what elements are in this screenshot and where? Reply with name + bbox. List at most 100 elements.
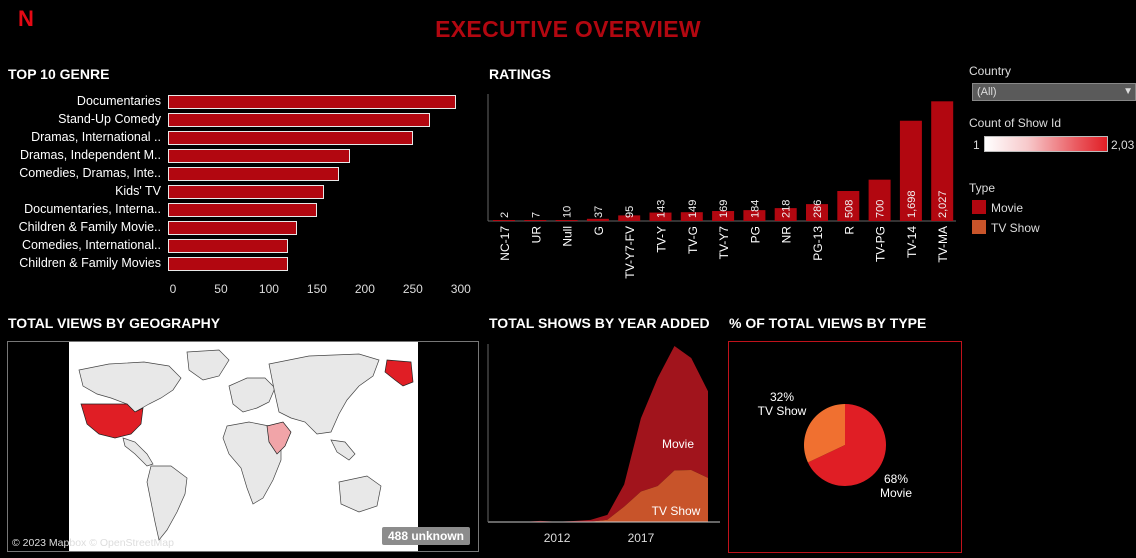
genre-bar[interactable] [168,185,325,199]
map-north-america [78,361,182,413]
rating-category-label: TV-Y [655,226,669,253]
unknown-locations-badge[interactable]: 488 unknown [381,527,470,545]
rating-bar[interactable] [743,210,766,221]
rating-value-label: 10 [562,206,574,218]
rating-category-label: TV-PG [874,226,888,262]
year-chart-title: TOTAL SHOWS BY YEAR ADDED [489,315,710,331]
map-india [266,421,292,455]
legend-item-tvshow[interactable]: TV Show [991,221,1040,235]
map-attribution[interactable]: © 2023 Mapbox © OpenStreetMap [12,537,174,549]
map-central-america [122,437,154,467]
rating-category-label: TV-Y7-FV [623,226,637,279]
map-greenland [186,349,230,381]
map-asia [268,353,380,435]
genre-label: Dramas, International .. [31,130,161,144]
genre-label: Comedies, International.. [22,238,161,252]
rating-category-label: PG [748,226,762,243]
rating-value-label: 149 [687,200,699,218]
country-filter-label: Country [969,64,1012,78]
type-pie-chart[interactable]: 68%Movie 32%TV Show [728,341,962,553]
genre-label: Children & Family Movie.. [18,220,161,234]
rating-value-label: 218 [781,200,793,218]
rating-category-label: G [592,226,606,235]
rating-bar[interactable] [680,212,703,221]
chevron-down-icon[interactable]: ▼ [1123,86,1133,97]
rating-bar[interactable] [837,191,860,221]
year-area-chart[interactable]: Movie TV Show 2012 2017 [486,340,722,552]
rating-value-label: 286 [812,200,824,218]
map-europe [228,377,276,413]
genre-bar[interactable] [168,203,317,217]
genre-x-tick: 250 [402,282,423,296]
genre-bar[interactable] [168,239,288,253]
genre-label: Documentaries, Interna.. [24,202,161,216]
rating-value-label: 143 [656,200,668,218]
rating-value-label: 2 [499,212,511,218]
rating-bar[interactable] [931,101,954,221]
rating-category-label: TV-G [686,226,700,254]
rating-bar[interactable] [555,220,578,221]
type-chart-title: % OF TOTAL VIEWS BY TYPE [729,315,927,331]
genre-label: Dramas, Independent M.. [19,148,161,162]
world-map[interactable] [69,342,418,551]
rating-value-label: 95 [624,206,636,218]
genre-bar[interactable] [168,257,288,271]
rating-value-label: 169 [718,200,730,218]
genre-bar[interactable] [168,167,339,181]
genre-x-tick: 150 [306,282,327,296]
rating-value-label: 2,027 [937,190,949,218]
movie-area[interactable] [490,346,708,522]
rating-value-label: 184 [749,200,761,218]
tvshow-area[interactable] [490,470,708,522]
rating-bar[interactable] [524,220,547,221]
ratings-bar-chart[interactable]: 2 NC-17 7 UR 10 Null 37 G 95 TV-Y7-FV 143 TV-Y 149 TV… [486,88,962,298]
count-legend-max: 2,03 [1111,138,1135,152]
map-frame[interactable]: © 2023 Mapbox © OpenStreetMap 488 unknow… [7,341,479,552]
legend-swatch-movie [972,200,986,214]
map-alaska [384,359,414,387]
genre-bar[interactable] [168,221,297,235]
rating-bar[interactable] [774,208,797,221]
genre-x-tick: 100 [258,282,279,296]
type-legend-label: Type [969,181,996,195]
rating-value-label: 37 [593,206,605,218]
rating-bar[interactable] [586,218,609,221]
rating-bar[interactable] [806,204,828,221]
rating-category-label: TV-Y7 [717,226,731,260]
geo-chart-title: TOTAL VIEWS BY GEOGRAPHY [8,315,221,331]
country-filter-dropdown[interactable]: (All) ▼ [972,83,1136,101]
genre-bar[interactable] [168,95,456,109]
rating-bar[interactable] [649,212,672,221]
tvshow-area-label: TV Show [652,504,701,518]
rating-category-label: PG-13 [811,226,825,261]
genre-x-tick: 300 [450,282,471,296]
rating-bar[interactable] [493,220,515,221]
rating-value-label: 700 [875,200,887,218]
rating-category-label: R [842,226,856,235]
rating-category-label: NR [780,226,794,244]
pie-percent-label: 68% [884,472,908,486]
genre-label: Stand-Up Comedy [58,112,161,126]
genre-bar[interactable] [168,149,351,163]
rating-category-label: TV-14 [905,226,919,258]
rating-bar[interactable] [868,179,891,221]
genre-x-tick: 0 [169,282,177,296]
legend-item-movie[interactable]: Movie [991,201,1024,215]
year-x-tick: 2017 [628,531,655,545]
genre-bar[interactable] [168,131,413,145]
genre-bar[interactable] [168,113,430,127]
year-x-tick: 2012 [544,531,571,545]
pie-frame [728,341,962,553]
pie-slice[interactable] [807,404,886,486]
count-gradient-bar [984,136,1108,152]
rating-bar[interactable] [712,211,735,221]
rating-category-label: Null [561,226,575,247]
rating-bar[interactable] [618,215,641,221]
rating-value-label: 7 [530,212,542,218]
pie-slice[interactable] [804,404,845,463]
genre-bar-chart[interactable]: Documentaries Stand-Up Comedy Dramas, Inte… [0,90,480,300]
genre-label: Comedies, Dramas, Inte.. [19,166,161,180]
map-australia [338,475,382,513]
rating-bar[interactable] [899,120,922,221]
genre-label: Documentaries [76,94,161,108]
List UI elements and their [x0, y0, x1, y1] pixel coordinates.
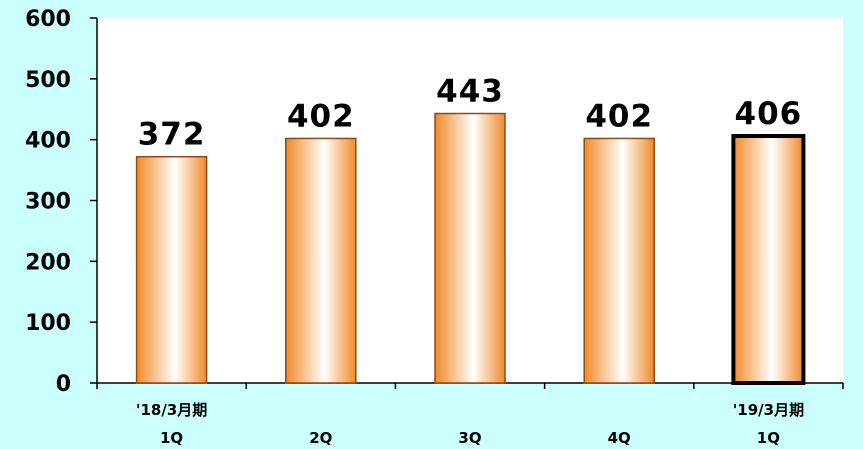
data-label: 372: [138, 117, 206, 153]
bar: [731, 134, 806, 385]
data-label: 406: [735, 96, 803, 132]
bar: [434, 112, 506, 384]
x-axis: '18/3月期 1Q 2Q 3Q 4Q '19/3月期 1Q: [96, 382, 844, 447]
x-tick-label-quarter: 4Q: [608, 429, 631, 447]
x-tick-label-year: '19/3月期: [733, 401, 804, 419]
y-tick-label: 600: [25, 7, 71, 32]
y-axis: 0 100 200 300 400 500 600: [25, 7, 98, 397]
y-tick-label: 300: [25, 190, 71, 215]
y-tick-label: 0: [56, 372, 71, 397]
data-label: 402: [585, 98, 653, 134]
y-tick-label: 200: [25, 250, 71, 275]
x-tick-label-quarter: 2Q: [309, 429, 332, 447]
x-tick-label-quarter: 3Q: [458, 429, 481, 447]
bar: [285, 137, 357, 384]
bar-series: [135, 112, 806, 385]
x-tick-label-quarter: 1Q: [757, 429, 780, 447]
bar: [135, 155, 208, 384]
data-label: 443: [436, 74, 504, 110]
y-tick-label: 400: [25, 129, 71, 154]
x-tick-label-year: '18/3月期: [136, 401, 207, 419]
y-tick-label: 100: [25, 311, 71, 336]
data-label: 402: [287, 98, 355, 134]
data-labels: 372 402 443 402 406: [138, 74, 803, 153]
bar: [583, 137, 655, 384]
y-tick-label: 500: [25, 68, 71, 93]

################

WHAT IS REQUIRED:
Please write out all of the data above word for word, leaving out the pictures.

FINAL ANSWER:
what elements are in this screenshot and where? Reply with name + bbox. List at most 100 elements.
genre-bar[interactable] [168,185,325,199]
map-north-america [78,361,182,413]
rating-category-label: TV-Y [655,226,669,253]
unknown-locations-badge[interactable]: 488 unknown [381,527,470,545]
rating-bar[interactable] [743,210,766,221]
rating-value-label: 10 [562,206,574,218]
rating-category-label: TV-PG [874,226,888,262]
year-chart-title: TOTAL SHOWS BY YEAR ADDED [489,315,710,331]
map-india [266,421,292,455]
legend-item-tvshow[interactable]: TV Show [991,221,1040,235]
map-attribution[interactable]: © 2023 Mapbox © OpenStreetMap [12,537,174,549]
map-central-america [122,437,154,467]
rating-category-label: TV-Y7-FV [623,226,637,279]
map-greenland [186,349,230,381]
map-asia [268,353,380,435]
genre-label: Dramas, International .. [31,130,161,144]
genre-label: Comedies, International.. [22,238,161,252]
rating-category-label: PG [748,226,762,243]
rating-value-label: 149 [687,200,699,218]
country-filter-label: Country [969,64,1012,78]
type-pie-chart[interactable]: 68%Movie 32%TV Show [728,341,962,553]
genre-label: Children & Family Movie.. [18,220,161,234]
rating-value-label: 218 [781,200,793,218]
rating-category-label: G [592,226,606,235]
rating-bar[interactable] [680,212,703,221]
chevron-down-icon[interactable]: ▼ [1123,86,1133,97]
rating-bar[interactable] [837,191,860,221]
year-area-chart[interactable]: Movie TV Show 2012 2017 [486,340,722,552]
rating-value-label: 286 [812,200,824,218]
map-europe [228,377,276,413]
genre-bar[interactable] [168,203,317,217]
genre-x-tick: 250 [402,282,423,296]
genre-bar[interactable] [168,239,288,253]
genre-label: Documentaries, Interna.. [24,202,161,216]
rating-value-label: 143 [656,200,668,218]
rating-value-label: 2 [499,212,511,218]
rating-bar[interactable] [931,101,954,221]
rating-category-label: TV-G [686,226,700,254]
rating-bar[interactable] [555,220,578,221]
type-chart-title: % OF TOTAL VIEWS BY TYPE [729,315,927,331]
genre-label: Dramas, Independent M.. [19,148,161,162]
world-map[interactable] [69,342,418,551]
rating-value-label: 95 [624,206,636,218]
genre-bar[interactable] [168,257,288,271]
rating-value-label: 169 [718,200,730,218]
genre-bar[interactable] [168,167,339,181]
genre-x-tick: 150 [306,282,327,296]
rating-value-label: 2,027 [937,190,949,218]
movie-area[interactable] [490,346,708,522]
rating-value-label: 184 [749,200,761,218]
tvshow-area[interactable] [490,470,708,522]
rating-bar[interactable] [524,220,547,221]
ratings-bar-chart[interactable]: 2 NC-17 7 UR 10 Null 37 G 95 TV-Y7-FV 143 TV-Y 149 TV… [486,88,962,298]
count-legend-max: 2,03 [1111,138,1135,152]
map-frame[interactable]: © 2023 Mapbox © OpenStreetMap 488 unknow… [7,341,479,552]
legend-swatch-movie [972,200,986,214]
map-alaska [384,359,414,387]
genre-bar[interactable] [168,221,297,235]
rating-bar[interactable] [774,208,797,221]
genre-x-tick: 100 [258,282,279,296]
type-legend-label: Type [969,181,996,195]
rating-value-label: 37 [593,206,605,218]
rating-bar[interactable] [586,218,609,221]
rating-bar[interactable] [806,204,828,221]
rating-category-label: TV-Y7 [717,226,731,260]
geo-chart-title: TOTAL VIEWS BY GEOGRAPHY [8,315,221,331]
country-filter-dropdown[interactable]: (All) ▼ [972,83,1136,101]
genre-bar[interactable] [168,95,456,109]
rating-bar[interactable] [649,212,672,221]
tvshow-area-label: TV Show [652,504,701,518]
rating-category-label: PG-13 [811,226,825,261]
genre-x-tick: 300 [450,282,471,296]
rating-bar[interactable] [493,220,515,221]
rating-value-label: 700 [875,200,887,218]
rating-category-label: R [842,226,856,235]
rating-category-label: NR [780,226,794,244]
pie-percent-label: 68% [884,472,908,486]
genre-label: Stand-Up Comedy [58,112,161,126]
genre-bar[interactable] [168,149,351,163]
rating-category-label: TV-14 [905,226,919,258]
rating-bar[interactable] [868,179,891,221]
genre-x-tick: 0 [169,282,177,296]
legend-item-movie[interactable]: Movie [991,201,1024,215]
year-x-tick: 2017 [628,531,655,545]
genre-bar[interactable] [168,131,413,145]
genre-bar[interactable] [168,113,430,127]
year-x-tick: 2012 [544,531,571,545]
pie-frame [728,341,962,553]
pie-slice[interactable] [807,404,886,486]
count-gradient-bar [984,136,1108,152]
rating-bar[interactable] [712,211,735,221]
rating-category-label: Null [561,226,575,247]
rating-bar[interactable] [618,215,641,221]
rating-value-label: 7 [530,212,542,218]
pie-slice[interactable] [804,404,845,463]
genre-bar-chart[interactable]: Documentaries Stand-Up Comedy Dramas, Inte… [0,90,480,300]
genre-label: Comedies, Dramas, Inte.. [19,166,161,180]
map-australia [338,475,382,513]
rating-bar[interactable] [899,120,922,221]
genre-label: Documentaries [76,94,161,108]
List UI elements and their [x0, y0, x1, y1] pixel coordinates.
data-label: 372: [138, 117, 206, 153]
bar: [731, 134, 806, 385]
data-label: 406: [735, 96, 803, 132]
bar: [434, 112, 506, 384]
x-axis: '18/3月期 1Q 2Q 3Q 4Q '19/3月期 1Q: [96, 382, 844, 447]
x-tick-label-quarter: 4Q: [608, 429, 631, 447]
x-tick-label-year: '19/3月期: [733, 401, 804, 419]
y-tick-label: 600: [25, 7, 71, 32]
y-axis: 0 100 200 300 400 500 600: [25, 7, 98, 397]
y-tick-label: 300: [25, 190, 71, 215]
y-tick-label: 0: [56, 372, 71, 397]
data-label: 402: [585, 98, 653, 134]
y-tick-label: 200: [25, 250, 71, 275]
x-tick-label-quarter: 2Q: [309, 429, 332, 447]
x-tick-label-quarter: 3Q: [458, 429, 481, 447]
bar: [285, 137, 357, 384]
bar-series: [135, 112, 806, 385]
x-tick-label-quarter: 1Q: [757, 429, 780, 447]
bar: [135, 155, 208, 384]
data-label: 443: [436, 74, 504, 110]
y-tick-label: 400: [25, 129, 71, 154]
x-tick-label-year: '18/3月期: [136, 401, 207, 419]
y-tick-label: 100: [25, 311, 71, 336]
data-label: 402: [287, 98, 355, 134]
data-labels: 372 402 443 402 406: [138, 74, 803, 153]
bar: [583, 137, 655, 384]
y-tick-label: 500: [25, 68, 71, 93]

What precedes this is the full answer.